"""

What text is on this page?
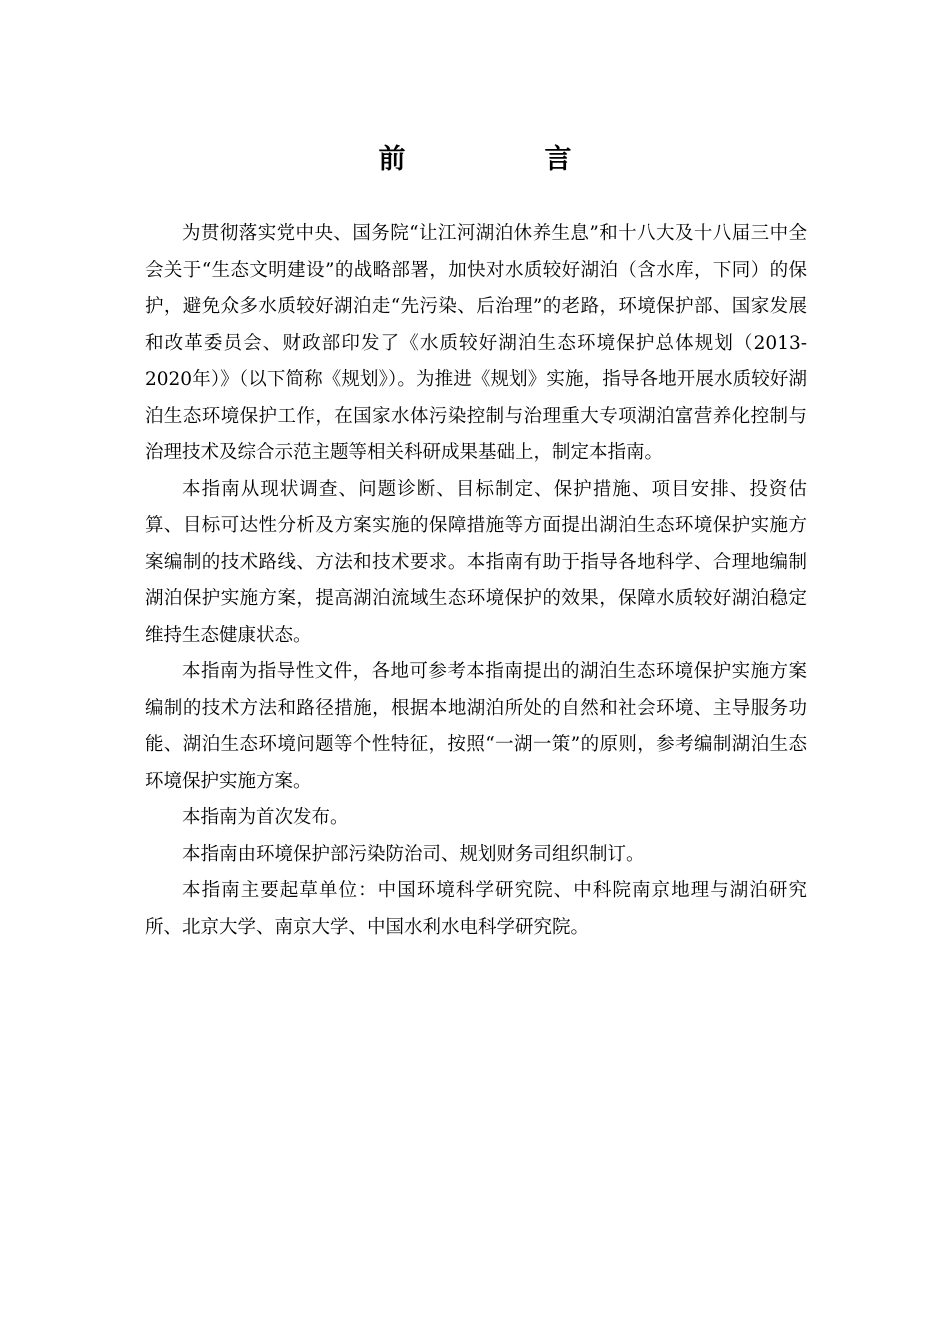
前　言

为贯彻落实党中央、国务院“让江河湖泊休养生息”和十八大及十八届三中全会关于“生态文明建设”的战略部署，加快对水质较好湖泊（含水库，下同）的保护，避免众多水质较好湖泊走“先污染、后治理”的老路，环境保护部、国家发展和改革委员会、财政部印发了《水质较好湖泊生态环境保护总体规划（2013-2020年）》（以下简称《规划》）。为推进《规划》实施，指导各地开展水质较好湖泊生态环境保护工作，在国家水体污染控制与治理重大专项湖泊富营养化控制与治理技术及综合示范主题等相关科研成果基础上，制定本指南。

本指南从现状调查、问题诊断、目标制定、保护措施、项目安排、投资估算、目标可达性分析及方案实施的保障措施等方面提出湖泊生态环境保护实施方案编制的技术路线、方法和技术要求。本指南有助于指导各地科学、合理地编制湖泊保护实施方案，提高湖泊流域生态环境保护的效果，保障水质较好湖泊稳定维持生态健康状态。

本指南为指导性文件，各地可参考本指南提出的湖泊生态环境保护实施方案编制的技术方法和路径措施，根据本地湖泊所处的自然和社会环境、主导服务功能、湖泊生态环境问题等个性特征，按照“一湖一策”的原则，参考编制湖泊生态环境保护实施方案。

本指南为首次发布。

本指南由环境保护部污染防治司、规划财务司组织制订。

本指南主要起草单位：中国环境科学研究院、中科院南京地理与湖泊研究所、北京大学、南京大学、中国水利水电科学研究院。
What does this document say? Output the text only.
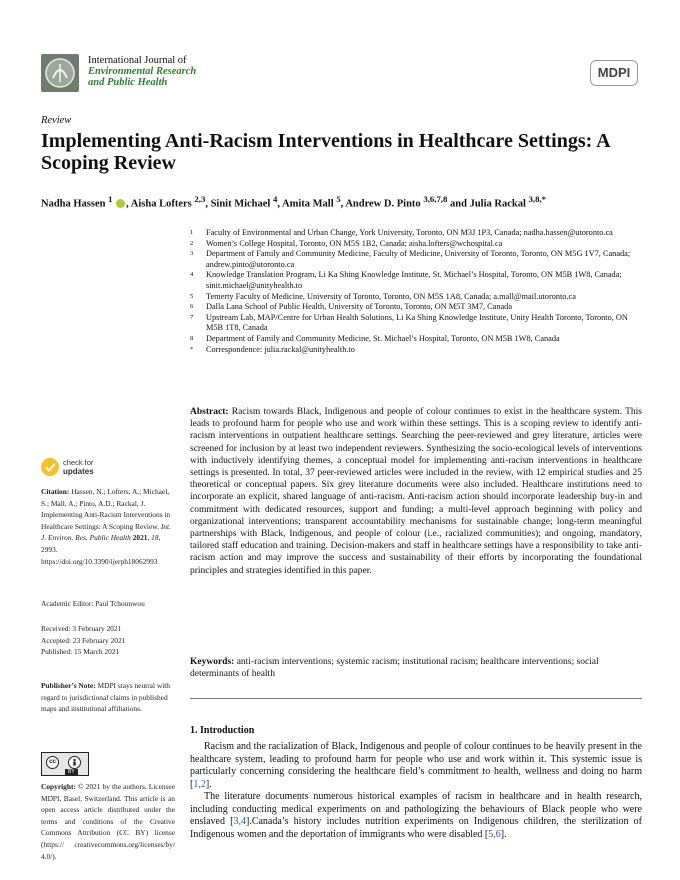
International Journal of
Environmental Research
and Public Health
MDPI
Review
Implementing Anti-Racism Interventions in Healthcare Settings: A Scoping Review
Nadha Hassen $^1$ , Aisha Lofters $^{2,3}$, Sinit Michael $^4$, Amita Mall $^5$, Andrew D. Pinto $^{3,6,7,8}$ and Julia Rackal $^{3,8,*}$
1	Faculty of Environmental and Urban Change, York University, Toronto, ON M3J 1P3, Canada; nadha.hassen@utoronto.ca
2	Women’s College Hospital, Toronto, ON M5S 1B2, Canada; aisha.lofters@wchospital.ca
3	Department of Family and Community Medicine, Faculty of Medicine, University of Toronto, Toronto, ON M5G 1V7, Canada; andrew.pinto@utoronto.ca
4	Knowledge Translation Program, Li Ka Shing Knowledge Institute, St. Michael’s Hospital, Toronto, ON M5B 1W8, Canada; sinit.michael@unityhealth.to
5	Temerty Faculty of Medicine, University of Toronto, Toronto, ON M5S 1A8, Canada; a.mall@mail.utoronto.ca
6	Dalla Lana School of Public Health, University of Toronto, Toronto, ON M5T 3M7, Canada
7	Upstream Lab, MAP/Centre for Urban Health Solutions, Li Ka Shing Knowledge Institute, Unity Health Toronto, Toronto, ON M5B 1T8, Canada
8	Department of Family and Community Medicine, St. Michael’s Hospital, Toronto, ON M5B 1W8, Canada
*	Correspondence: julia.rackal@unityhealth.to
Abstract: Racism towards Black, Indigenous and people of colour continues to exist in the healthcare system. This leads to profound harm for people who use and work within these settings. This is a scoping review to identify anti-racism interventions in outpatient healthcare settings. Searching the peer-reviewed and grey literature, articles were screened for inclusion by at least two independent reviewers. Synthesizing the socio-ecological levels of interventions with inductively identifying themes, a conceptual model for implementing anti-racism interventions in healthcare settings is presented. In total, 37 peer-reviewed articles were included in the review, with 12 empirical studies and 25 theoretical or conceptual papers. Six grey literature documents were also included. Healthcare institutions need to incorporate an explicit, shared language of anti-racism. Anti-racism action should incorporate leadership buy-in and commitment with dedicated resources, support and funding; a multi-level approach beginning with policy and organizational interventions; transparent accountability mechanisms for sustainable change; long-term meaningful partnerships with Black, Indigenous, and people of colour (i.e., racialized communities); and ongoing, mandatory, tailored staff education and training. Decision-makers and staff in healthcare settings have a responsibility to take anti-racism action and may improve the success and sustainability of their efforts by incorporating the foundational principles and strategies identified in this paper.
Keywords: anti-racism interventions; systemic racism; institutional racism; healthcare interventions; social determinants of health
check for
updates
Citation: Hassen, N.; Lofters, A.; Michael, S.; Mall, A.; Pinto, A.D.; Rackal, J. Implementing Anti-Racism Interventions in Healthcare Settings: A Scoping Review. Int. J. Environ. Res. Public Health 2021, 18, 2993. https://doi.org/10.3390/ijerph18062993
Academic Editor: Paul Tchounwou
Received: 3 February 2021
Accepted: 23 February 2021
Published: 15 March 2021
Publisher’s Note: MDPI stays neutral with regard to jurisdictional claims in published maps and institutional affiliations.
cc
BY
Copyright: © 2021 by the authors. Licensee MDPI, Basel, Switzerland. This article is an open access article distributed under the terms and conditions of the Creative Commons Attribution (CC BY) license (https:// creativecommons.org/licenses/by/ 4.0/).
1. Introduction

Racism and the racialization of Black, Indigenous and people of colour continues to be heavily present in the healthcare system, leading to profound harm for people who use and work within it. This systemic issue is particularly concerning considering the healthcare field’s commitment to health, wellness and doing no harm [1,2].

The literature documents numerous historical examples of racism in healthcare and in health research, including conducting medical experiments on and pathologizing the behaviours of Black people who were enslaved [3,4].Canada’s history includes nutrition experiments on Indigenous children, the sterilization of Indigenous women and the deportation of immigrants who were disabled [5,6].
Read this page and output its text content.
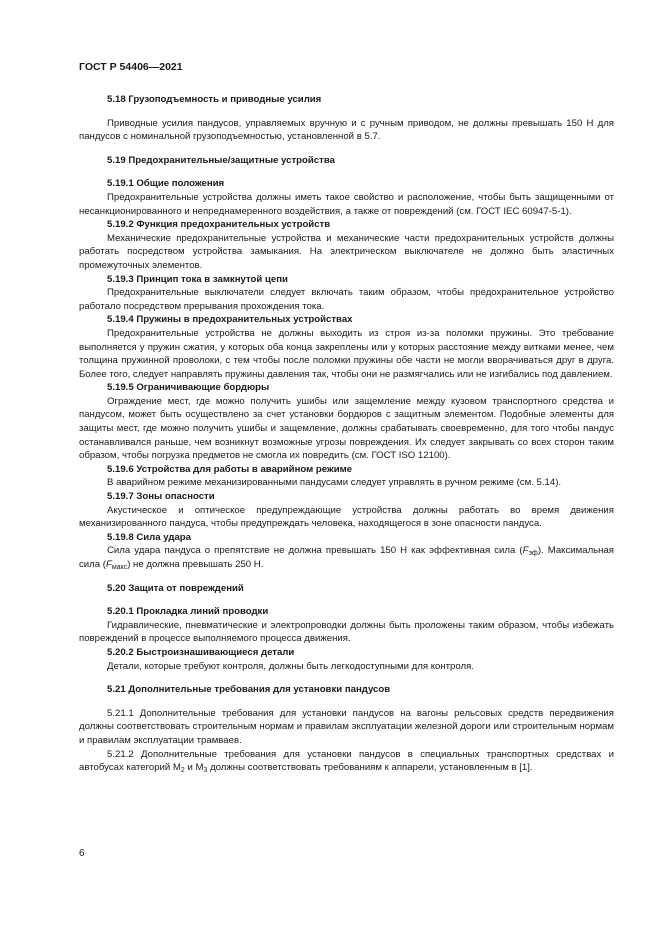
ГОСТ Р 54406—2021
5.18 Грузоподъемность и приводные усилия

Приводные усилия пандусов, управляемых вручную и с ручным приводом, не должны превышать 150 Н для пандусов с номинальной грузоподъемностью, установленной в 5.7.

5.19 Предохранительные/защитные устройства
5.19.1 Общие положения

Предохранительные устройства должны иметь такое свойство и расположение, чтобы быть защищенными от несанкционированного и непреднамеренного воздействия, а также от повреждений (см. ГОСТ IEC 60947-5-1).

5.19.2 Функция предохранительных устройств

Механические предохранительные устройства и механические части предохранительных устройств должны работать посредством устройства замыкания. На электрическом выключателе не должно быть эластичных промежуточных элементов.

5.19.3 Принцип тока в замкнутой цепи

Предохранительные выключатели следует включать таким образом, чтобы предохранительное устройство работало посредством прерывания прохождения тока.

5.19.4 Пружины в предохранительных устройствах

Предохранительные устройства не должны выходить из строя из-за поломки пружины. Это требование выполняется у пружин сжатия, у которых оба конца закреплены или у которых расстояние между витками менее, чем толщина пружинной проволоки, с тем чтобы после поломки пружины обе части не могли вворачиваться друг в друга. Более того, следует направлять пружины давления так, чтобы они не размягчались или не изгибались под давлением.

5.19.5 Ограничивающие бордюры

Ограждение мест, где можно получить ушибы или защемление между кузовом транспортного средства и пандусом, может быть осуществлено за счет установки бордюров с защитным элементом. Подобные элементы для защиты мест, где можно получить ушибы и защемление, должны срабатывать своевременно, для того чтобы пандус останавливался раньше, чем возникнут возможные угрозы повреждения. Их следует закрывать со всех сторон таким образом, чтобы погрузка предметов не смогла их повредить (см. ГОСТ ISO 12100).

5.19.6 Устройства для работы в аварийном режиме

В аварийном режиме механизированными пандусами следует управлять в ручном режиме (см. 5.14).

5.19.7 Зоны опасности

Акустическое и оптическое предупреждающие устройства должны работать во время движения механизированного пандуса, чтобы предупреждать человека, находящегося в зоне опасности пандуса.

5.19.8 Сила удара

Сила удара пандуса о препятствие не должна превышать 150 Н как эффективная сила $(F_{эф})$. Максимальная сила $(F_{макс})$ не должна превышать 250 Н.

5.20 Защита от повреждений
5.20.1 Прокладка линий проводки

Гидравлические, пневматические и электропроводки должны быть проложены таким образом, чтобы избежать повреждений в процессе выполняемого процесса движения.

5.20.2 Быстроизнашивающиеся детали

Детали, которые требуют контроля, должны быть легкодоступными для контроля.

5.21 Дополнительные требования для установки пандусов

5.21.1 Дополнительные требования для установки пандусов на вагоны рельсовых средств передвижения должны соответствовать строительным нормам и правилам эксплуатации железной дороги или строительным нормам и правилам эксплуатации трамваев.

5.21.2 Дополнительные требования для установки пандусов в специальных транспортных средствах и автобусах категорий $М_2$ и $М_3$ должны соответствовать требованиям к аппарели, установленным в [1].

6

"""

* [Objective]:
Lines containing "образом" are to be counted. State the total and add nothing.

* [Solved exercise]:
3